Entries from a dataset
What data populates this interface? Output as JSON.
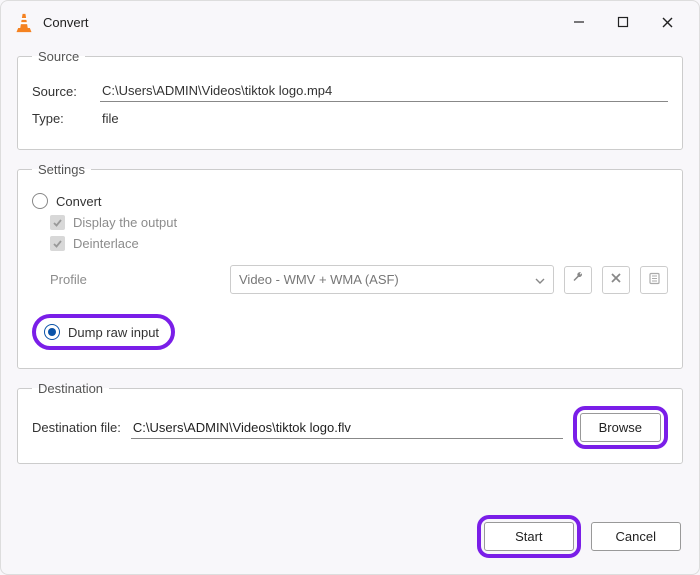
{
  "window": {
    "title": "Convert"
  },
  "source": {
    "legend": "Source",
    "source_label": "Source:",
    "source_value": "C:\\Users\\ADMIN\\Videos\\tiktok logo.mp4",
    "type_label": "Type:",
    "type_value": "file"
  },
  "settings": {
    "legend": "Settings",
    "convert_label": "Convert",
    "display_output_label": "Display the output",
    "deinterlace_label": "Deinterlace",
    "profile_label": "Profile",
    "profile_value": "Video - WMV + WMA (ASF)",
    "dump_raw_label": "Dump raw input"
  },
  "destination": {
    "legend": "Destination",
    "dest_label": "Destination file:",
    "dest_value": "C:\\Users\\ADMIN\\Videos\\tiktok logo.flv",
    "browse_label": "Browse"
  },
  "footer": {
    "start_label": "Start",
    "cancel_label": "Cancel"
  }
}
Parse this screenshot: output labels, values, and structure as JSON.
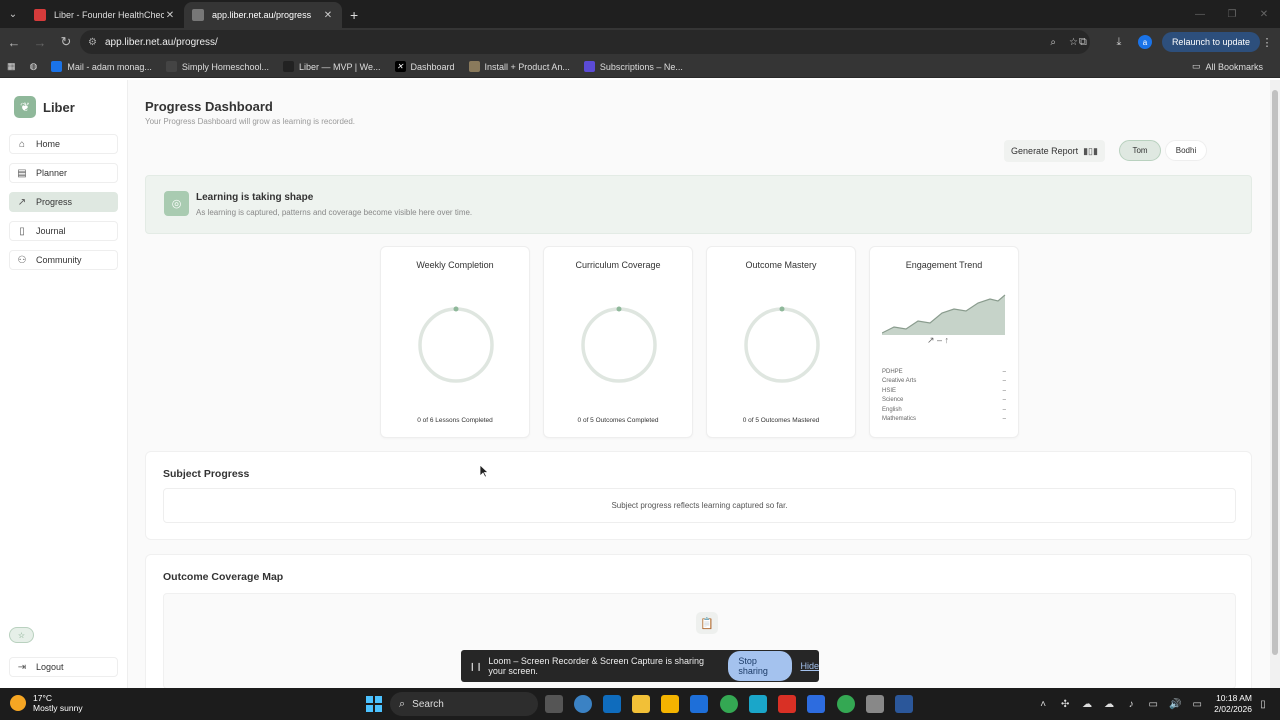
{
  "browser": {
    "tabs": [
      {
        "title": "Liber - Founder HealthCheck - Bulk Data"
      },
      {
        "title": "app.liber.net.au/progress"
      }
    ],
    "url": "app.liber.net.au/progress/",
    "relaunch_label": "Relaunch to update",
    "profile_initial": "a",
    "bookmarks": [
      {
        "label": "Mail - adam monag...",
        "color": "#1a73e8"
      },
      {
        "label": "Simply Homeschool...",
        "color": "#444444"
      },
      {
        "label": "Liber — MVP | We...",
        "color": "#222222"
      },
      {
        "label": "Dashboard",
        "color": "#000000"
      },
      {
        "label": "Install + Product An...",
        "color": "#8a7a5c"
      },
      {
        "label": "Subscriptions – Ne...",
        "color": "#5b4bd6"
      }
    ],
    "all_bookmarks": "All Bookmarks"
  },
  "sidebar": {
    "brand": "Liber",
    "items": [
      {
        "label": "Home",
        "icon": "home-icon"
      },
      {
        "label": "Planner",
        "icon": "calendar-icon"
      },
      {
        "label": "Progress",
        "icon": "trend-icon"
      },
      {
        "label": "Journal",
        "icon": "book-icon"
      },
      {
        "label": "Community",
        "icon": "people-icon"
      }
    ],
    "logout": "Logout"
  },
  "header": {
    "title": "Progress Dashboard",
    "subtitle": "Your Progress Dashboard will grow as learning is recorded.",
    "generate_report": "Generate Report",
    "children": [
      "Tom",
      "Bodhi"
    ],
    "selected_child": "Tom"
  },
  "banner": {
    "title": "Learning is taking shape",
    "subtitle": "As learning is captured, patterns and coverage become visible here over time."
  },
  "cards": [
    {
      "title": "Weekly Completion",
      "footer": "0 of 6 Lessons Completed",
      "progress": 0
    },
    {
      "title": "Curriculum Coverage",
      "footer": "0 of 5 Outcomes Completed",
      "progress": 0
    },
    {
      "title": "Outcome Mastery",
      "footer": "0 of 5 Outcomes Mastered",
      "progress": 0
    }
  ],
  "engagement": {
    "title": "Engagement Trend",
    "keys": "↗ – ↑",
    "subjects": [
      {
        "name": "PDHPE",
        "value": "–"
      },
      {
        "name": "Creative Arts",
        "value": "–"
      },
      {
        "name": "HSIE",
        "value": "–"
      },
      {
        "name": "Science",
        "value": "–"
      },
      {
        "name": "English",
        "value": "–"
      },
      {
        "name": "Mathematics",
        "value": "–"
      }
    ]
  },
  "subject_progress": {
    "title": "Subject Progress",
    "message": "Subject progress reflects learning captured so far."
  },
  "outcome_map": {
    "title": "Outcome Coverage Map"
  },
  "loom": {
    "message": "Loom – Screen Recorder & Screen Capture is sharing your screen.",
    "stop": "Stop sharing",
    "hide": "Hide"
  },
  "taskbar": {
    "temp": "17°C",
    "weather": "Mostly sunny",
    "search": "Search",
    "time": "10:18 AM",
    "date": "2/02/2026"
  },
  "colors": {
    "accent": "#8fb89a",
    "accent_light": "#dfe8e1",
    "ring": "#dfe6e0"
  }
}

**Task objective**.
Pictures stay out; reproduce every line of the records exactly.

**The answer**.
What data populates this interface? Output as JSON.
{
  "window": {
    "title": "Convert"
  },
  "source": {
    "legend": "Source",
    "source_label": "Source:",
    "source_value": "C:\\Users\\ADMIN\\Videos\\tiktok logo.mp4",
    "type_label": "Type:",
    "type_value": "file"
  },
  "settings": {
    "legend": "Settings",
    "convert_label": "Convert",
    "display_output_label": "Display the output",
    "deinterlace_label": "Deinterlace",
    "profile_label": "Profile",
    "profile_value": "Video - WMV + WMA (ASF)",
    "dump_raw_label": "Dump raw input"
  },
  "destination": {
    "legend": "Destination",
    "dest_label": "Destination file:",
    "dest_value": "C:\\Users\\ADMIN\\Videos\\tiktok logo.flv",
    "browse_label": "Browse"
  },
  "footer": {
    "start_label": "Start",
    "cancel_label": "Cancel"
  }
}
Parse this screenshot: output labels, values, and structure as JSON.
{
  "browser": {
    "tabs": [
      {
        "title": "Liber - Founder HealthCheck - Bulk Data"
      },
      {
        "title": "app.liber.net.au/progress"
      }
    ],
    "url": "app.liber.net.au/progress/",
    "relaunch_label": "Relaunch to update",
    "profile_initial": "a",
    "bookmarks": [
      {
        "label": "Mail - adam monag...",
        "color": "#1a73e8"
      },
      {
        "label": "Simply Homeschool...",
        "color": "#444444"
      },
      {
        "label": "Liber — MVP | We...",
        "color": "#222222"
      },
      {
        "label": "Dashboard",
        "color": "#000000"
      },
      {
        "label": "Install + Product An...",
        "color": "#8a7a5c"
      },
      {
        "label": "Subscriptions – Ne...",
        "color": "#5b4bd6"
      }
    ],
    "all_bookmarks": "All Bookmarks"
  },
  "sidebar": {
    "brand": "Liber",
    "items": [
      {
        "label": "Home",
        "icon": "home-icon"
      },
      {
        "label": "Planner",
        "icon": "calendar-icon"
      },
      {
        "label": "Progress",
        "icon": "trend-icon"
      },
      {
        "label": "Journal",
        "icon": "book-icon"
      },
      {
        "label": "Community",
        "icon": "people-icon"
      }
    ],
    "logout": "Logout"
  },
  "header": {
    "title": "Progress Dashboard",
    "subtitle": "Your Progress Dashboard will grow as learning is recorded.",
    "generate_report": "Generate Report",
    "children": [
      "Tom",
      "Bodhi"
    ],
    "selected_child": "Tom"
  },
  "banner": {
    "title": "Learning is taking shape",
    "subtitle": "As learning is captured, patterns and coverage become visible here over time."
  },
  "cards": [
    {
      "title": "Weekly Completion",
      "footer": "0 of 6 Lessons Completed",
      "progress": 0
    },
    {
      "title": "Curriculum Coverage",
      "footer": "0 of 5 Outcomes Completed",
      "progress": 0
    },
    {
      "title": "Outcome Mastery",
      "footer": "0 of 5 Outcomes Mastered",
      "progress": 0
    }
  ],
  "engagement": {
    "title": "Engagement Trend",
    "keys": "↗ – ↑",
    "subjects": [
      {
        "name": "PDHPE",
        "value": "–"
      },
      {
        "name": "Creative Arts",
        "value": "–"
      },
      {
        "name": "HSIE",
        "value": "–"
      },
      {
        "name": "Science",
        "value": "–"
      },
      {
        "name": "English",
        "value": "–"
      },
      {
        "name": "Mathematics",
        "value": "–"
      }
    ]
  },
  "subject_progress": {
    "title": "Subject Progress",
    "message": "Subject progress reflects learning captured so far."
  },
  "outcome_map": {
    "title": "Outcome Coverage Map"
  },
  "loom": {
    "message": "Loom – Screen Recorder & Screen Capture is sharing your screen.",
    "stop": "Stop sharing",
    "hide": "Hide"
  },
  "taskbar": {
    "temp": "17°C",
    "weather": "Mostly sunny",
    "search": "Search",
    "time": "10:18 AM",
    "date": "2/02/2026"
  },
  "colors": {
    "accent": "#8fb89a",
    "accent_light": "#dfe8e1",
    "ring": "#dfe6e0"
  }
}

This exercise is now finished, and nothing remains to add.